> _TEXTAUSSCHNITT_
##########

Kurzweilig, unterhaltsam, aber letztlich nur wenig über dem Durchschnitt
Die Romane von Ursula Poznanski sind mir natürlich schon öfter ins Auge gefallen - sei es im Internet oder im Buchladen -, gekauft hatte ich mir aber noch keins. Dank eines Gewinnspiels konnte ich nun ...
Die Romane von Ursula Poznanski sind mir natürlich schon öfter ins Auge gefallen - sei es im Internet oder im Buchladen -, gekauft hatte ich mir aber noch keins. Dank eines Gewinnspiels konnte ich nun "Cryptos" lesen.
"Cryptos" spielt in einer dystopischen Zukunft. Die Klimakatastrophe wurde von der Menschheit nicht aufgehalten. Die Erde ist größtenteils unbewohnbar. Die Menschen leben in kleinen Boxen und flüchten sich in virtuelle Welten. Jana ist eine Weltendesignerin, schafft also einige der virtuellen Welten, in die sich die Menschen flüchten. Als jedoch in ihrer von ihr geschaffenen Lieblingswelt ein Mord geschieht, der ganz reale Auswirkungen hat, wird eine Ereigniskette in Gang gesetzt, in deren Mittelpunkt Jana steht.

##########

> _AUSZUFÜHRENDE AUFGABEN_
a: Gib aus der Rezension zu „Cryptos“ alles von „Kurzweilig, unterhaltsam, aber“ bis hinunter zu „ich nun ...“ unverändert aus.
b: Fasse den Absatz der Rezension zu „Cryptos“, der mit „"Cryptos" spielt in einer dystopischen Zukunft“ beginnt, kürzer zusammen, ohne seine wesentlichen Fakten zu verlieren.

##########

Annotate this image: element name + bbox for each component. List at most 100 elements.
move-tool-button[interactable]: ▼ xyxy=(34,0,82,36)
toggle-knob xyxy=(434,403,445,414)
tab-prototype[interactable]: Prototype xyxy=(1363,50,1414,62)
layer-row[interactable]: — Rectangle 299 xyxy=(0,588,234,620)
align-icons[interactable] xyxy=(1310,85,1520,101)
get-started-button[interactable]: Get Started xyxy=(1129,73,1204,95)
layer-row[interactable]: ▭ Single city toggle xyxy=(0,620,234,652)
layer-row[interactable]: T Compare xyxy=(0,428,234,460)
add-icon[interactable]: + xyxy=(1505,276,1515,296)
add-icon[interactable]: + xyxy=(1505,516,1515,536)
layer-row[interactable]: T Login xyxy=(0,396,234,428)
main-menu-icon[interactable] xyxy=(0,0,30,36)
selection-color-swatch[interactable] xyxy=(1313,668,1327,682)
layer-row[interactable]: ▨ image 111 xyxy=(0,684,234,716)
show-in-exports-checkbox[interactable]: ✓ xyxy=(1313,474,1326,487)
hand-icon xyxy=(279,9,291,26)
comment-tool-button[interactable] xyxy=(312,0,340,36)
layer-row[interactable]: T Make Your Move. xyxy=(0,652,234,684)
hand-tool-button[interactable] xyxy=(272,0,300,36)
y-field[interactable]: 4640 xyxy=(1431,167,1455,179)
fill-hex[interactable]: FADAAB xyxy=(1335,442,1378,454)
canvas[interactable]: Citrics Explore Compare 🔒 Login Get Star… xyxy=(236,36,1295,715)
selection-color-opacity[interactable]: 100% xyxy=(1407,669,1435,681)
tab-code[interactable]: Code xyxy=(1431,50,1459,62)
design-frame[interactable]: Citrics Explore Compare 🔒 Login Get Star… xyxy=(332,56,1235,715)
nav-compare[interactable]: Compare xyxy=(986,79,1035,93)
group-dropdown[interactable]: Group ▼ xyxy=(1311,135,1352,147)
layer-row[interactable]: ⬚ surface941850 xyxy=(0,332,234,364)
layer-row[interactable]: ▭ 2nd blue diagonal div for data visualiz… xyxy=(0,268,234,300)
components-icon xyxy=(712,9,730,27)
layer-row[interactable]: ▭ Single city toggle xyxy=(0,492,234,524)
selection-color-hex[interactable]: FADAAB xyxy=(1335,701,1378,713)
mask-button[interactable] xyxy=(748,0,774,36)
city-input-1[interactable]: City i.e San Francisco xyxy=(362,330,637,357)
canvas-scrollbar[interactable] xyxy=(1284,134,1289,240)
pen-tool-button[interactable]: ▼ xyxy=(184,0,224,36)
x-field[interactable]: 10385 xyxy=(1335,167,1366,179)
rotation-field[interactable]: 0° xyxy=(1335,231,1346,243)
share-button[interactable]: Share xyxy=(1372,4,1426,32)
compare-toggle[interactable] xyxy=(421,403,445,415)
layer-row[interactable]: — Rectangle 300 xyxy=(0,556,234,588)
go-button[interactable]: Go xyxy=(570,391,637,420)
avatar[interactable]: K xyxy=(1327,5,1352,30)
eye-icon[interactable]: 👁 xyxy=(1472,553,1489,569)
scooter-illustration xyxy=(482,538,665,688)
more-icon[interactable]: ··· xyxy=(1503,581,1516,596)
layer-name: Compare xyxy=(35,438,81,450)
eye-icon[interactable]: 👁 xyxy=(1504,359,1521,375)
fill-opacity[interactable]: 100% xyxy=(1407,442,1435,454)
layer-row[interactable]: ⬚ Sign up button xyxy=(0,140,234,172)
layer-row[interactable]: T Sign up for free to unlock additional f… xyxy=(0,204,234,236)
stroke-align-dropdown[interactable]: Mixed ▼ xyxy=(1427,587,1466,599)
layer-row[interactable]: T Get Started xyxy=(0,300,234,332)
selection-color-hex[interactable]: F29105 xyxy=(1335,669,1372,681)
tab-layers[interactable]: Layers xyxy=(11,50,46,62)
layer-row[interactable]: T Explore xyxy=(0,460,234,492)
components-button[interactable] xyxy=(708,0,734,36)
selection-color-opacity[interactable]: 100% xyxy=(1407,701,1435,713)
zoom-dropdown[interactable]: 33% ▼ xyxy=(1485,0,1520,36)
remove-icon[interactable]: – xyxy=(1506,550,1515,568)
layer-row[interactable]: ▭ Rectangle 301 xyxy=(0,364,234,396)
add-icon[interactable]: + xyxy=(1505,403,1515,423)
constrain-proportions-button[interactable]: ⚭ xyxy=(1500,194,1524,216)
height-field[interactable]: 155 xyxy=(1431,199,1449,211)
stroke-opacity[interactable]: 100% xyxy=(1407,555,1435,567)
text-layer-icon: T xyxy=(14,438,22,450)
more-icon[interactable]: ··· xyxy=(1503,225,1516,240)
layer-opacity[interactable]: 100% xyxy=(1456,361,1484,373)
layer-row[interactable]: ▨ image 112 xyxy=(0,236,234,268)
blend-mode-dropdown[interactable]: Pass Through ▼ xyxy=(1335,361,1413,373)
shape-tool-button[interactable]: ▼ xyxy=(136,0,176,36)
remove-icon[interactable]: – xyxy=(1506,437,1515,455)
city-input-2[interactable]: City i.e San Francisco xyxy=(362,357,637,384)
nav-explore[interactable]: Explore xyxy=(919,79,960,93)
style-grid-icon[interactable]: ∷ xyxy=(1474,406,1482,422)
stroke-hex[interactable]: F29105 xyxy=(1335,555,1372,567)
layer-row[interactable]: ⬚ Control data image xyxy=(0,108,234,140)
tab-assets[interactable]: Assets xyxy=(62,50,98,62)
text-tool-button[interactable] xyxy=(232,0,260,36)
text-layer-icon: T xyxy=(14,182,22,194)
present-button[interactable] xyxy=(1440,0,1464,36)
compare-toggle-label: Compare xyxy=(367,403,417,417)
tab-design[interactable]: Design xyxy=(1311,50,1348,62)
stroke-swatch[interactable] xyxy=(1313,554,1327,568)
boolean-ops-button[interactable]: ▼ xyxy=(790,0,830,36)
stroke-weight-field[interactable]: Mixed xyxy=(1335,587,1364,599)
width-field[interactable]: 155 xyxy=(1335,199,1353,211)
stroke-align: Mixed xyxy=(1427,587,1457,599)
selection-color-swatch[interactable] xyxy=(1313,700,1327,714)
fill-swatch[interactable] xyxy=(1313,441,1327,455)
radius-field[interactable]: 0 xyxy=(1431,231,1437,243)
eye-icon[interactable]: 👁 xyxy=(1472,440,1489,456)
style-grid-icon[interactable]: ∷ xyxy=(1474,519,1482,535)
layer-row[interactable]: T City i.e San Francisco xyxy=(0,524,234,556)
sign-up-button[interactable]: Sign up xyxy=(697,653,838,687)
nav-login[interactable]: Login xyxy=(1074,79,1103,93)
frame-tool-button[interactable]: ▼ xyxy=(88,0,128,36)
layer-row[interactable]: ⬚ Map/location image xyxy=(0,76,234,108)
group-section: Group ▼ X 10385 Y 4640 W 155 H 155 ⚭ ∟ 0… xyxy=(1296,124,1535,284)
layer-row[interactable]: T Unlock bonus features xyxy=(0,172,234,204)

##########

> _ANTWORTEN JE AUFGABE_
a:
Kurzweilig, unterhaltsam, aber letztlich nur wenig über dem Durchschnitt
Die Romane von Ursula Poznanski sind mir natürlich schon öfter ins Auge gefallen - sei es im Internet oder im Buchladen -, gekauft hatte ich mir aber noch keins. Dank eines Gewinnspiels konnte ich nun ...

b: „Cryptos“ spielt in einer dystopischen Zukunft. Die Klimakatastrophe wurde nicht aufgehalten, die Erde ist größtenteils unbewohnbar, und die Menschen leben in kleinen Boxen und flüchten sich in virtuelle Welten. Jana entwirft als Weltendesignerin einige dieser Welten. Ein Mord in ihrer Lieblingswelt hat reale Auswirkungen und löst eine Ereigniskette aus, in deren Mittelpunkt Jana steht.